DIRECTIVE: Every entry must be echoed exactly.

RECORDS SHOWN:
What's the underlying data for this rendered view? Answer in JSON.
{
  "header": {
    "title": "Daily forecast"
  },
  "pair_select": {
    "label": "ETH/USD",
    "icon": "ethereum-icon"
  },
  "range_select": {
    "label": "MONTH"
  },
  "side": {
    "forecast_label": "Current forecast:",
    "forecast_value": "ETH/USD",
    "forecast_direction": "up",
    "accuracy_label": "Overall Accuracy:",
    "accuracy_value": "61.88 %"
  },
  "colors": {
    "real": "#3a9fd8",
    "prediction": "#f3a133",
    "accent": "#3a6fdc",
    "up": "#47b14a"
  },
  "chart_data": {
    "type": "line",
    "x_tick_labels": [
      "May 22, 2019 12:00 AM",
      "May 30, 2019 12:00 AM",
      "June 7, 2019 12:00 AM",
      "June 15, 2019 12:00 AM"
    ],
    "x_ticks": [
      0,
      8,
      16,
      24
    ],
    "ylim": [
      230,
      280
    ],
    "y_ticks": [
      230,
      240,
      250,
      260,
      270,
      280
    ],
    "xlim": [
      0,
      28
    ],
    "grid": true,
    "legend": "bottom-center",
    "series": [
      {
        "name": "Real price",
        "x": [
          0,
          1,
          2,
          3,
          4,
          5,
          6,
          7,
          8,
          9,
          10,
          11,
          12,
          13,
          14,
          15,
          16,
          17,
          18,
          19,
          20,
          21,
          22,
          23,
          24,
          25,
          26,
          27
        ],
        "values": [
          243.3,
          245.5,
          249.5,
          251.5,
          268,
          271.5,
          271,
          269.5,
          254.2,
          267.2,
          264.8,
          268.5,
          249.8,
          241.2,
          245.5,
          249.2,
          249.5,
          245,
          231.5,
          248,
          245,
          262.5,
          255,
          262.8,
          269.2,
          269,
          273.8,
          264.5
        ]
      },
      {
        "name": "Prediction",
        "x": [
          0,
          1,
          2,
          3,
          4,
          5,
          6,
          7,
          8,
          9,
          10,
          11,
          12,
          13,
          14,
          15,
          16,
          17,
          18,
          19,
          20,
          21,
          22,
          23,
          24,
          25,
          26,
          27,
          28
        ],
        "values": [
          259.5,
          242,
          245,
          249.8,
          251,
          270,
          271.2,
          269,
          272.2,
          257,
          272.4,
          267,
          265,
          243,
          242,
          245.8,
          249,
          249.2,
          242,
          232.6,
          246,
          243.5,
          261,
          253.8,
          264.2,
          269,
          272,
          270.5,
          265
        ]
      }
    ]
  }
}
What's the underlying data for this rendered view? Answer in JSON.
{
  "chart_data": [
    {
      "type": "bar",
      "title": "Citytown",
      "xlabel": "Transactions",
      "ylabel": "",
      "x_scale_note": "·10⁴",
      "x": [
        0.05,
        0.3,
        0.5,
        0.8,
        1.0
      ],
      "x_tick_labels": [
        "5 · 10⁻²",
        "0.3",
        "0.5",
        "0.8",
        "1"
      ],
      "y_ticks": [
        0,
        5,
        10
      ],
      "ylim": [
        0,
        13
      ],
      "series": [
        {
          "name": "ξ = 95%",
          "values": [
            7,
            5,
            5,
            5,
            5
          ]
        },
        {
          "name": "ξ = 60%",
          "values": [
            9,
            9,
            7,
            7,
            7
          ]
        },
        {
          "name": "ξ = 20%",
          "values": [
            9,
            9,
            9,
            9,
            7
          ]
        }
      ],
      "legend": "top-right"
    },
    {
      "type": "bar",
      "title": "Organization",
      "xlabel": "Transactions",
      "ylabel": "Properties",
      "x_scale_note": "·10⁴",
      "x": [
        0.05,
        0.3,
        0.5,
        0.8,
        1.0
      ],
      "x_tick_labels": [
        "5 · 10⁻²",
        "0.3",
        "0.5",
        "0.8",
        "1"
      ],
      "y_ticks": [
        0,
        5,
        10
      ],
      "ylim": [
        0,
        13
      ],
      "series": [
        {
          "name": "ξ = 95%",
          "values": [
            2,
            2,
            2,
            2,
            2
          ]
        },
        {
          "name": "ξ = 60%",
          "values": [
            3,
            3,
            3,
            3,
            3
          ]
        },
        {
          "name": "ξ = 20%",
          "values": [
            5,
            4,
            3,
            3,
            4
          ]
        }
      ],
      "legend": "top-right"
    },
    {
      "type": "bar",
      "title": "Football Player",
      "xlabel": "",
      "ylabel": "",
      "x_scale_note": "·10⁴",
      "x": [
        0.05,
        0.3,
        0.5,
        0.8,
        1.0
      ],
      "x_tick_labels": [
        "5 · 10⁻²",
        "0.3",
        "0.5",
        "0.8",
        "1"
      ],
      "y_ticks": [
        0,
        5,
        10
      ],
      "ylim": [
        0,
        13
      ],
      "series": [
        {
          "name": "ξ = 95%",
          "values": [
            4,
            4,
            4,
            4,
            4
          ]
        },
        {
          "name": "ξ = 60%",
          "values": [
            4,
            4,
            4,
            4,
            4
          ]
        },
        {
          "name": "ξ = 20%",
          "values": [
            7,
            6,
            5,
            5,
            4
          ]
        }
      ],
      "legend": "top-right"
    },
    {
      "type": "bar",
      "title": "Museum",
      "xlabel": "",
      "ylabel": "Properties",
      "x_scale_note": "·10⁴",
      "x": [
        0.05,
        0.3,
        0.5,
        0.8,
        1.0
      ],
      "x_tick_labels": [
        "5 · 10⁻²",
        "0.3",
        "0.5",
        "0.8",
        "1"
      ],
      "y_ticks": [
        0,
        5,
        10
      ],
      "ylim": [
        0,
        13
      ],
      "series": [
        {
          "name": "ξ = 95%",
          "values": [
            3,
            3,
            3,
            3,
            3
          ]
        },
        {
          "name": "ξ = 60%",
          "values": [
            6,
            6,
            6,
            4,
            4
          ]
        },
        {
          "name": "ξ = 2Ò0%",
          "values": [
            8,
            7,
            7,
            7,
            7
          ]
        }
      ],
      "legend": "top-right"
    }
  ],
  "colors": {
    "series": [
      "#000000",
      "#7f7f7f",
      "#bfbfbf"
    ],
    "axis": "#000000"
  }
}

COMPLETED EXERCISE:
What's the underlying data for this rendered view? Answer in JSON.
{
  "header": {
    "title": "Daily forecast"
  },
  "pair_select": {
    "label": "ETH/USD",
    "icon": "ethereum-icon"
  },
  "range_select": {
    "label": "MONTH"
  },
  "side": {
    "forecast_label": "Current forecast:",
    "forecast_value": "ETH/USD",
    "forecast_direction": "up",
    "accuracy_label": "Overall Accuracy:",
    "accuracy_value": "61.88 %"
  },
  "colors": {
    "real": "#3a9fd8",
    "prediction": "#f3a133",
    "accent": "#3a6fdc",
    "up": "#47b14a"
  },
  "chart_data": {
    "type": "line",
    "x_tick_labels": [
      "May 22, 2019 12:00 AM",
      "May 30, 2019 12:00 AM",
      "June 7, 2019 12:00 AM",
      "June 15, 2019 12:00 AM"
    ],
    "x_ticks": [
      0,
      8,
      16,
      24
    ],
    "ylim": [
      230,
      280
    ],
    "y_ticks": [
      230,
      240,
      250,
      260,
      270,
      280
    ],
    "xlim": [
      0,
      28
    ],
    "grid": true,
    "legend": "bottom-center",
    "series": [
      {
        "name": "Real price",
        "x": [
          0,
          1,
          2,
          3,
          4,
          5,
          6,
          7,
          8,
          9,
          10,
          11,
          12,
          13,
          14,
          15,
          16,
          17,
          18,
          19,
          20,
          21,
          22,
          23,
          24,
          25,
          26,
          27
        ],
        "values": [
          243.3,
          245.5,
          249.5,
          251.5,
          268,
          271.5,
          271,
          269.5,
          254.2,
          267.2,
          264.8,
          268.5,
          249.8,
          241.2,
          245.5,
          249.2,
          249.5,
          245,
          231.5,
          248,
          245,
          262.5,
          255,
          262.8,
          269.2,
          269,
          273.8,
          264.5
        ]
      },
      {
        "name": "Prediction",
        "x": [
          0,
          1,
          2,
          3,
          4,
          5,
          6,
          7,
          8,
          9,
          10,
          11,
          12,
          13,
          14,
          15,
          16,
          17,
          18,
          19,
          20,
          21,
          22,
          23,
          24,
          25,
          26,
          27,
          28
        ],
        "values": [
          259.5,
          242,
          245,
          249.8,
          251,
          270,
          271.2,
          269,
          272.2,
          257,
          272.4,
          267,
          265,
          243,
          242,
          245.8,
          249,
          249.2,
          242,
          232.6,
          246,
          243.5,
          261,
          253.8,
          264.2,
          269,
          272,
          270.5,
          265
        ]
      }
    ]
  }
}
What's the underlying data for this rendered view? Answer in JSON.
{
  "chart_data": [
    {
      "type": "bar",
      "title": "Citytown",
      "xlabel": "Transactions",
      "ylabel": "",
      "x_scale_note": "·10⁴",
      "x": [
        0.05,
        0.3,
        0.5,
        0.8,
        1.0
      ],
      "x_tick_labels": [
        "5 · 10⁻²",
        "0.3",
        "0.5",
        "0.8",
        "1"
      ],
      "y_ticks": [
        0,
        5,
        10
      ],
      "ylim": [
        0,
        13
      ],
      "series": [
        {
          "name": "ξ = 95%",
          "values": [
            7,
            5,
            5,
            5,
            5
          ]
        },
        {
          "name": "ξ = 60%",
          "values": [
            9,
            9,
            7,
            7,
            7
          ]
        },
        {
          "name": "ξ = 20%",
          "values": [
            9,
            9,
            9,
            9,
            7
          ]
        }
      ],
      "legend": "top-right"
    },
    {
      "type": "bar",
      "title": "Organization",
      "xlabel": "Transactions",
      "ylabel": "Properties",
      "x_scale_note": "·10⁴",
      "x": [
        0.05,
        0.3,
        0.5,
        0.8,
        1.0
      ],
      "x_tick_labels": [
        "5 · 10⁻²",
        "0.3",
        "0.5",
        "0.8",
        "1"
      ],
      "y_ticks": [
        0,
        5,
        10
      ],
      "ylim": [
        0,
        13
      ],
      "series": [
        {
          "name": "ξ = 95%",
          "values": [
            2,
            2,
            2,
            2,
            2
          ]
        },
        {
          "name": "ξ = 60%",
          "values": [
            3,
            3,
            3,
            3,
            3
          ]
        },
        {
          "name": "ξ = 20%",
          "values": [
            5,
            4,
            3,
            3,
            4
          ]
        }
      ],
      "legend": "top-right"
    },
    {
      "type": "bar",
      "title": "Football Player",
      "xlabel": "",
      "ylabel": "",
      "x_scale_note": "·10⁴",
      "x": [
        0.05,
        0.3,
        0.5,
        0.8,
        1.0
      ],
      "x_tick_labels": [
        "5 · 10⁻²",
        "0.3",
        "0.5",
        "0.8",
        "1"
      ],
      "y_ticks": [
        0,
        5,
        10
      ],
      "ylim": [
        0,
        13
      ],
      "series": [
        {
          "name": "ξ = 95%",
          "values": [
            4,
            4,
            4,
            4,
            4
          ]
        },
        {
          "name": "ξ = 60%",
          "values": [
            4,
            4,
            4,
            4,
            4
          ]
        },
        {
          "name": "ξ = 20%",
          "values": [
            7,
            6,
            5,
            5,
            4
          ]
        }
      ],
      "legend": "top-right"
    },
    {
      "type": "bar",
      "title": "Museum",
      "xlabel": "",
      "ylabel": "Properties",
      "x_scale_note": "·10⁴",
      "x": [
        0.05,
        0.3,
        0.5,
        0.8,
        1.0
      ],
      "x_tick_labels": [
        "5 · 10⁻²",
        "0.3",
        "0.5",
        "0.8",
        "1"
      ],
      "y_ticks": [
        0,
        5,
        10
      ],
      "ylim": [
        0,
        13
      ],
      "series": [
        {
          "name": "ξ = 95%",
          "values": [
            3,
            3,
            3,
            3,
            3
          ]
        },
        {
          "name": "ξ = 60%",
          "values": [
            6,
            6,
            6,
            4,
            4
          ]
        },
        {
          "name": "ξ = 2Ò0%",
          "values": [
            8,
            7,
            7,
            7,
            7
          ]
        }
      ],
      "legend": "top-right"
    }
  ],
  "colors": {
    "series": [
      "#000000",
      "#7f7f7f",
      "#bfbfbf"
    ],
    "axis": "#000000"
  }
}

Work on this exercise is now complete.